--- BEGIN Page extract ---

Thanks to the generosity and ingenuity of David Cuthbert, N’awlins premier theatre writer for the city’s daily Times-Picayune, we were joined onstage by local actor Marshall Harris, who gamely stepped in for us as our Christopher Flanders, the character Williams ominously nicknamed Angel of Death. And here’s what Mr. Cuthbert had to say about A Witch and a Bitch: “As two rich, ailing harpies waiting for the other to croak, Milk Train featured the exotic, larger-than-life Karen Kondazian as Goforth, laying on a thick Georgian accent and exhibiting remarkable pectoral control, and Travis Michael Holder as the cross-dressed Witch of Capri, a sly, malicious performance.”

It was an amazing year for my third slyly malicious appearance at Le Petit, where in 2003 I had the honor to play Williams himself in another transplant from here, the Laurelgrove Theatre’s original production Lament for the Moths, a piece culled from the great writer's mesmerizing but obscure poetry, and where last year I joined Williams scholar Dr. Kenneth Holditch, Louise Shaffer, and my friends Annette Cardona and Jeremy Lawrence for An Ode to Tennessee.

--- END Page extract ---
--- BEGIN Supplied entries ---

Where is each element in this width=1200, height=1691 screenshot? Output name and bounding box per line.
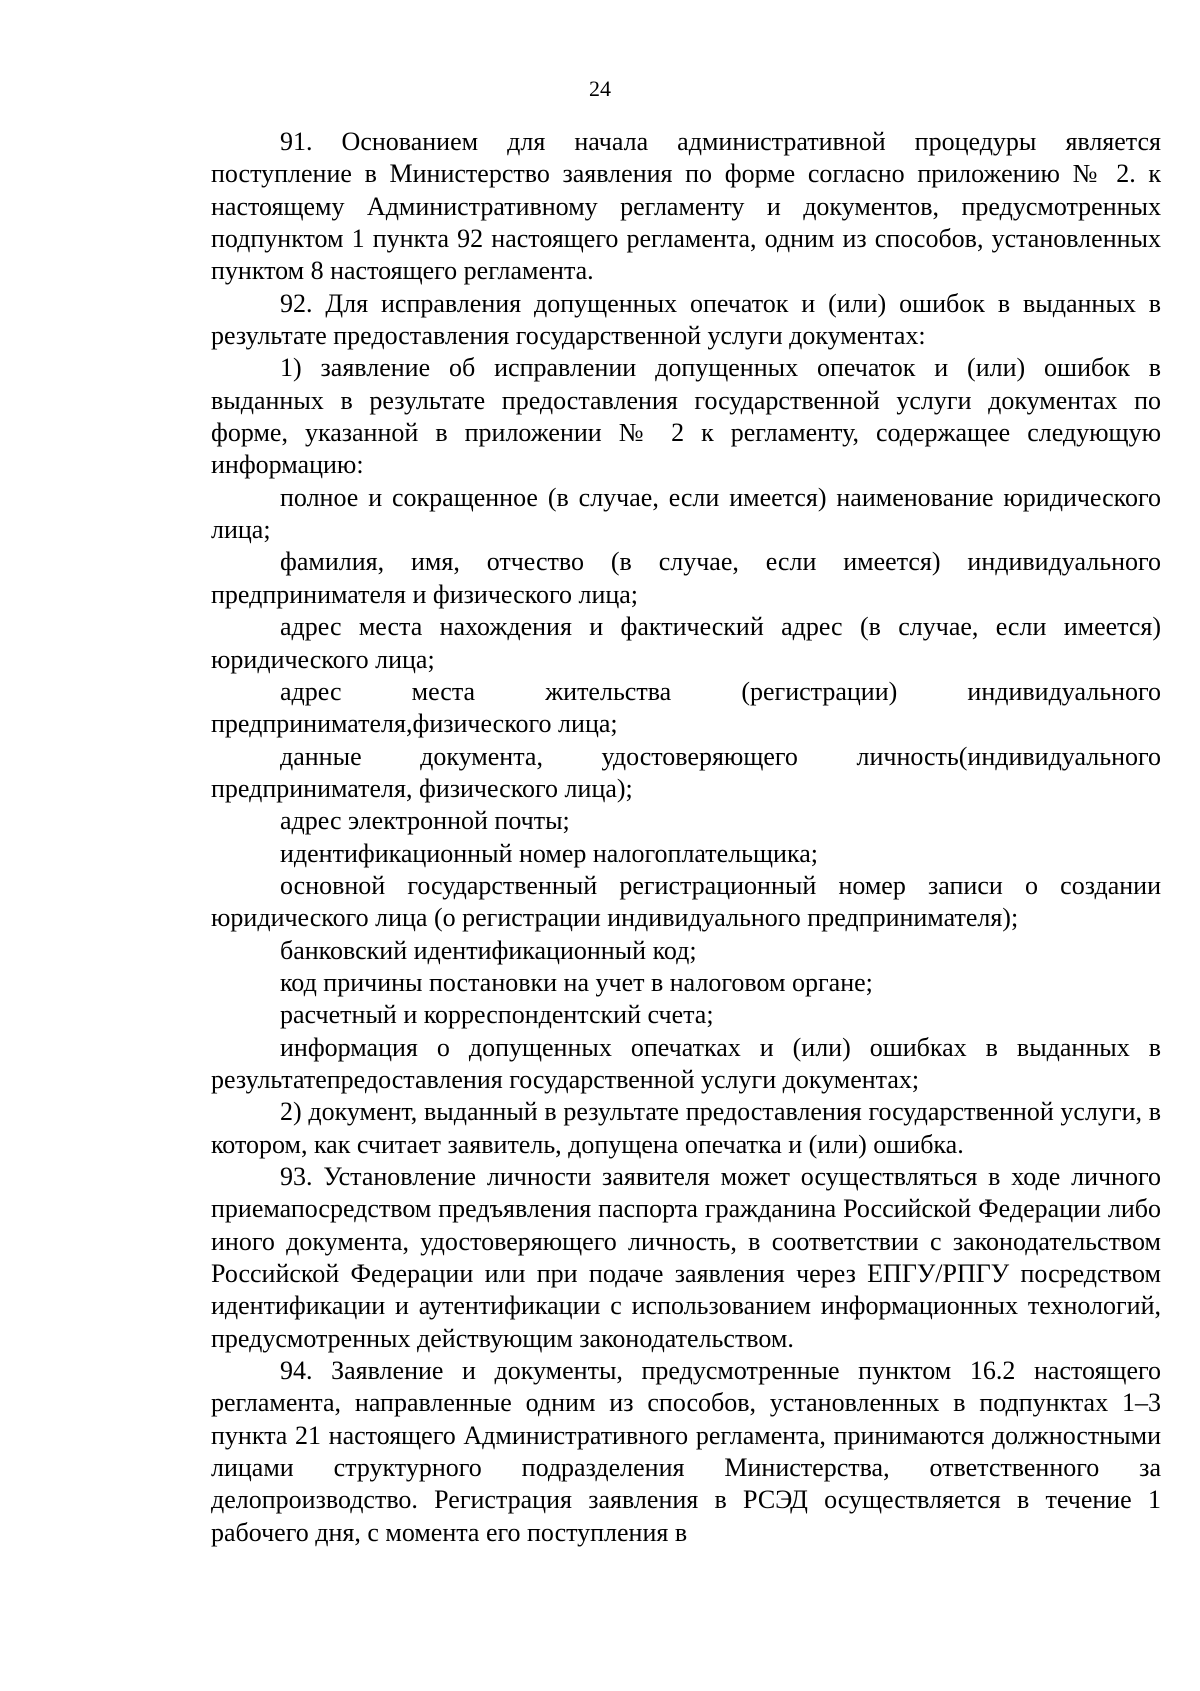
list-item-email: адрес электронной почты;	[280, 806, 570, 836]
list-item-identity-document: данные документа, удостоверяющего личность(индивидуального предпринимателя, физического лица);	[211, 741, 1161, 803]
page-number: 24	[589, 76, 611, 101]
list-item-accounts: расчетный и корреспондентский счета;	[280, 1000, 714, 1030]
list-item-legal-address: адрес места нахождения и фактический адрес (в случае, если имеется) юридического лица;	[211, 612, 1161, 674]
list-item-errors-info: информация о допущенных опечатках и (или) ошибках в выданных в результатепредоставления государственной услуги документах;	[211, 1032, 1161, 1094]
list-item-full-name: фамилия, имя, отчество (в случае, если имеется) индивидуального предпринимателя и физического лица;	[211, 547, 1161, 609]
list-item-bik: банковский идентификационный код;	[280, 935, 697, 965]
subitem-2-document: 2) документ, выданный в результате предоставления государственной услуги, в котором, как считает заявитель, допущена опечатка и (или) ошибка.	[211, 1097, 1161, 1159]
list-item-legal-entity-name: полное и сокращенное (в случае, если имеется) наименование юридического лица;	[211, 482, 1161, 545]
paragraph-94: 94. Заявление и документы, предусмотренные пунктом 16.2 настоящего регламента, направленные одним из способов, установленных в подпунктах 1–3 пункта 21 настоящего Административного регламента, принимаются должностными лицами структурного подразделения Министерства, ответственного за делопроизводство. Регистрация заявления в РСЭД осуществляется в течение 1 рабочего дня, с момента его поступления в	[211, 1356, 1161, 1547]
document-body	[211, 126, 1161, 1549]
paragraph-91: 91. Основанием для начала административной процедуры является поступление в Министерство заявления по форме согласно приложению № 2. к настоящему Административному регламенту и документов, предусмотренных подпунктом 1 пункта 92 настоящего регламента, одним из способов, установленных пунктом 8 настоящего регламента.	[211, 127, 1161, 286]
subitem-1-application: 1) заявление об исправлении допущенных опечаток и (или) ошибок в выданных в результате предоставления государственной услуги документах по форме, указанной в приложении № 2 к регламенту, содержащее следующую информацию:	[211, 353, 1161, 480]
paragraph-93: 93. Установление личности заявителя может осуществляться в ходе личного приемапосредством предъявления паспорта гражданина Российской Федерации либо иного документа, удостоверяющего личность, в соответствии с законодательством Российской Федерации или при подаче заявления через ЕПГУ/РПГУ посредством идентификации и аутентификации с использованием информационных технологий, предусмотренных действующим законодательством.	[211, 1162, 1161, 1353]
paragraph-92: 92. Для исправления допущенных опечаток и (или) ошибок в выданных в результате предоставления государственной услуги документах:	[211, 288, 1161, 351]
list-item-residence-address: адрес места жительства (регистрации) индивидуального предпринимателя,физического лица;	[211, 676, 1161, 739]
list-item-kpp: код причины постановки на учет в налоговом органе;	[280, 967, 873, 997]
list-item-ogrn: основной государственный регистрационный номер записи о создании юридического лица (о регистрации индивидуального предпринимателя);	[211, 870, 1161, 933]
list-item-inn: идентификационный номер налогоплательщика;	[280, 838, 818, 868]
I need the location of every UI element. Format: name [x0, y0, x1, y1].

--- END Supplied entries ---

* [Exercise set]:
- a) In the theatre recollection, which character did local actor Marshall Harris step in to play?
- b) Using the theatre recollection, explain why the writer calls this year's appearance at Le Petit the third one.

* [Solution set]:
- a) He played Christopher Flanders, the character Williams nicknamed Angel of Death.

- b) The writer had already appeared at Le Petit twice. In 2003 the writer played Williams in the Laurelgrove Theatre's production Lament for the Moths. Last year the writer joined Dr. Kenneth Holditch, Louise Shaffer, Annette Cardona and Jeremy Lawrence for An Ode to Tennessee.